[START Provided records]

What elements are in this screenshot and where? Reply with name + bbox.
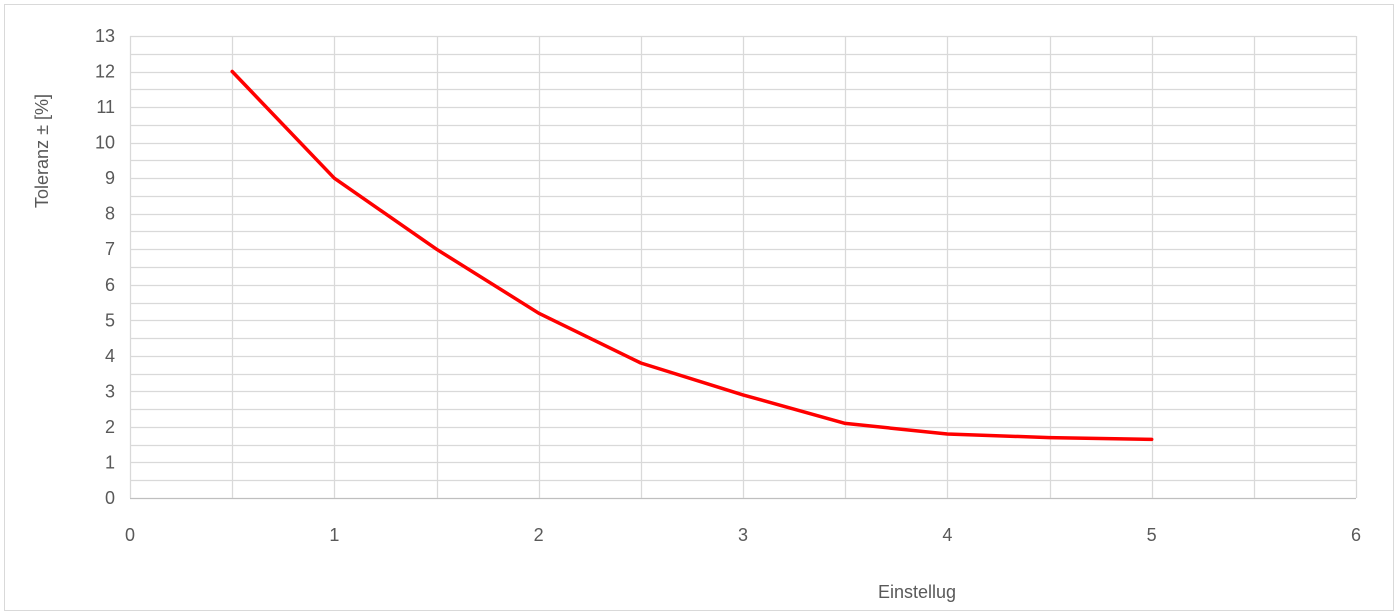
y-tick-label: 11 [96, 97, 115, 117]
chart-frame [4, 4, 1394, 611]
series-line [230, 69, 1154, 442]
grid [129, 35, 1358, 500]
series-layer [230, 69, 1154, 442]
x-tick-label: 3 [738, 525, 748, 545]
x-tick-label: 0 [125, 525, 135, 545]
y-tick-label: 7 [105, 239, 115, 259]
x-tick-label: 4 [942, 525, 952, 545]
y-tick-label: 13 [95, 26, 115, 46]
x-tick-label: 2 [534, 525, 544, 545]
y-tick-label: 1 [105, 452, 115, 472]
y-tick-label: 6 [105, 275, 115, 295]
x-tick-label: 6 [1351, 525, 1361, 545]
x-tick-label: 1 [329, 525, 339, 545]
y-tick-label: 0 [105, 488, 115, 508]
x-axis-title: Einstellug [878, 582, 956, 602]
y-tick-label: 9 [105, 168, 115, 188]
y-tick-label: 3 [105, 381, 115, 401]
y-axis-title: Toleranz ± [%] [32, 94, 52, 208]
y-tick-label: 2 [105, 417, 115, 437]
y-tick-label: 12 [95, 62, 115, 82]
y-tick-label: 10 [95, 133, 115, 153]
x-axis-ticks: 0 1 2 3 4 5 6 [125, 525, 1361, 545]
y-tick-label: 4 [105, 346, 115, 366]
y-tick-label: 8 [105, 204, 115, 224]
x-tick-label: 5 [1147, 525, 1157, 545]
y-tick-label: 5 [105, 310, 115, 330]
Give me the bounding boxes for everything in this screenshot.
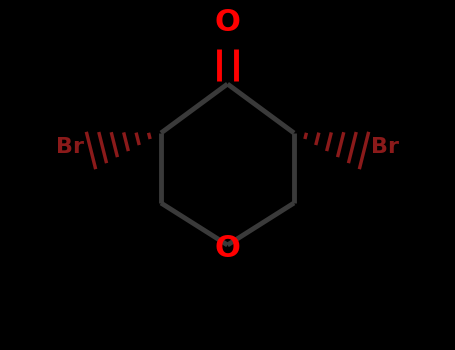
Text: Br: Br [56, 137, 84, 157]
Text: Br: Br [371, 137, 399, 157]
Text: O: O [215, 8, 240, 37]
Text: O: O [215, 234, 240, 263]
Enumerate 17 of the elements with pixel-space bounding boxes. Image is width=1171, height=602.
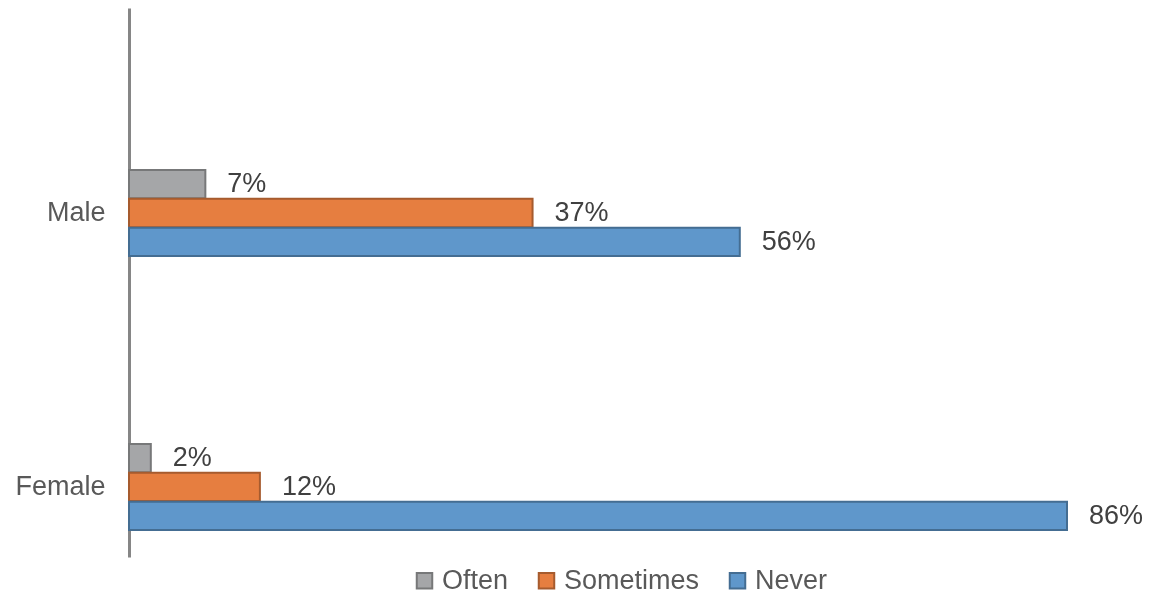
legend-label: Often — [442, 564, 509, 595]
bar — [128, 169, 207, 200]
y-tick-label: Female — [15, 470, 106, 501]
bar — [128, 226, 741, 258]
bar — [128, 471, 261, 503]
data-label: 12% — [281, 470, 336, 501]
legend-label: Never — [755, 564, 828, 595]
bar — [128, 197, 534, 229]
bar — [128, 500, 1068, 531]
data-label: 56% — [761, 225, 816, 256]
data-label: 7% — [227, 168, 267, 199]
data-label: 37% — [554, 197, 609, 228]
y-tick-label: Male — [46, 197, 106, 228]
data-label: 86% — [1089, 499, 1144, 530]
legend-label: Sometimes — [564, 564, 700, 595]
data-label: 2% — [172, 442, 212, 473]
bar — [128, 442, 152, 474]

[END Provided records]

**Instruction:** Extract all three items above line by line without changing anything, and leave out the lines that stand for pictures.

**Response:**
What elements are in this screenshot and where? Reply with name + bbox.
y-tick-label: 11 [96, 97, 115, 117]
chart-frame [4, 4, 1394, 611]
series-line [230, 69, 1154, 442]
grid [129, 35, 1358, 500]
series-layer [230, 69, 1154, 442]
x-tick-label: 3 [738, 525, 748, 545]
x-tick-label: 0 [125, 525, 135, 545]
y-tick-label: 7 [105, 239, 115, 259]
x-tick-label: 4 [942, 525, 952, 545]
y-tick-label: 13 [95, 26, 115, 46]
x-tick-label: 2 [534, 525, 544, 545]
y-tick-label: 1 [105, 452, 115, 472]
y-tick-label: 6 [105, 275, 115, 295]
x-tick-label: 6 [1351, 525, 1361, 545]
x-tick-label: 1 [329, 525, 339, 545]
y-tick-label: 0 [105, 488, 115, 508]
x-axis-title: Einstellug [878, 582, 956, 602]
y-tick-label: 9 [105, 168, 115, 188]
y-tick-label: 3 [105, 381, 115, 401]
y-axis-title: Toleranz ± [%] [32, 94, 52, 208]
y-tick-label: 2 [105, 417, 115, 437]
y-tick-label: 12 [95, 62, 115, 82]
y-tick-label: 10 [95, 133, 115, 153]
x-axis-ticks: 0 1 2 3 4 5 6 [125, 525, 1361, 545]
y-tick-label: 4 [105, 346, 115, 366]
y-tick-label: 8 [105, 204, 115, 224]
x-tick-label: 5 [1147, 525, 1157, 545]
y-tick-label: 5 [105, 310, 115, 330]
Give me the bounding boxes for everything in this screenshot.
Text: Br: Br [56, 137, 84, 157]
Text: Br: Br [371, 137, 399, 157]
Text: O: O [215, 8, 240, 37]
Text: O: O [215, 234, 240, 263]
Enumerate 17 of the elements with pixel-space bounding boxes. Image is width=1171, height=602.
legend-label: Often — [442, 564, 509, 595]
bar — [128, 169, 207, 200]
y-tick-label: Female — [15, 470, 106, 501]
bar — [128, 226, 741, 258]
bar — [128, 471, 261, 503]
data-label: 12% — [281, 470, 336, 501]
legend-label: Never — [755, 564, 828, 595]
bar — [128, 197, 534, 229]
bar — [128, 500, 1068, 531]
data-label: 56% — [761, 225, 816, 256]
data-label: 7% — [227, 168, 267, 199]
data-label: 37% — [554, 197, 609, 228]
y-tick-label: Male — [46, 197, 106, 228]
data-label: 86% — [1089, 499, 1144, 530]
legend-label: Sometimes — [564, 564, 700, 595]
data-label: 2% — [172, 442, 212, 473]
bar — [128, 442, 152, 474]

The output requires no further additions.